#### Entries provided
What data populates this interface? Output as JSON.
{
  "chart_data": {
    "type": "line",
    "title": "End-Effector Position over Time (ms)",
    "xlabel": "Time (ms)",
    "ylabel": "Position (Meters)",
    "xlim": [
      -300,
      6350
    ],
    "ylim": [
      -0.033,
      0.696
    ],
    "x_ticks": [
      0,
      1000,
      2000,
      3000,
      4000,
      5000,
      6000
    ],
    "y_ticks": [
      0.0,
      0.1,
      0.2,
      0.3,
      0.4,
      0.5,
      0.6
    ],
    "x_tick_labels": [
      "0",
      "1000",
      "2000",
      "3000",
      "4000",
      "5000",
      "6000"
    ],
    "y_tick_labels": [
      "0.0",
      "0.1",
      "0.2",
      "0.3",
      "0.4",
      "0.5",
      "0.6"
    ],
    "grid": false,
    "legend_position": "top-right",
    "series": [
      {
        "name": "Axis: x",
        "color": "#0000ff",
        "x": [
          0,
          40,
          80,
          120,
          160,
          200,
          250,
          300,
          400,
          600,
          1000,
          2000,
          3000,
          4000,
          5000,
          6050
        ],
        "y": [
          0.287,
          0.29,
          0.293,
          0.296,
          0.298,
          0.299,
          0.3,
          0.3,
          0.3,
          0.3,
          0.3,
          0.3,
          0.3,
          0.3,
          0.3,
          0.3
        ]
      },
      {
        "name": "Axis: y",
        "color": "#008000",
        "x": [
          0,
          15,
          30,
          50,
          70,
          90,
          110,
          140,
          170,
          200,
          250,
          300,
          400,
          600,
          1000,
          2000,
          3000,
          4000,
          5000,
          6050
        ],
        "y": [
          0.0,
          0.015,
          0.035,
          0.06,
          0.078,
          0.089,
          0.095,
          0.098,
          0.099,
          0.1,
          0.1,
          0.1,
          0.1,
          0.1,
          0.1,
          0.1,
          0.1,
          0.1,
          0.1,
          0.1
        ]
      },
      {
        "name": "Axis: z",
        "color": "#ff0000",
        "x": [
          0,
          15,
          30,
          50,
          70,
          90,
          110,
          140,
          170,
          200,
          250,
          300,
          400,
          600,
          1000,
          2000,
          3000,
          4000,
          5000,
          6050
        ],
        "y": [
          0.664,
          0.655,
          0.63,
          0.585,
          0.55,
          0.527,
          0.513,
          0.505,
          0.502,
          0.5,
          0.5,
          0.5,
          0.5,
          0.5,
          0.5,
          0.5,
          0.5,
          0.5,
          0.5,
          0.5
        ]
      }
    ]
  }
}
########
Find every line of the data that holds the string "Time", then say how many there are and nothing else.

2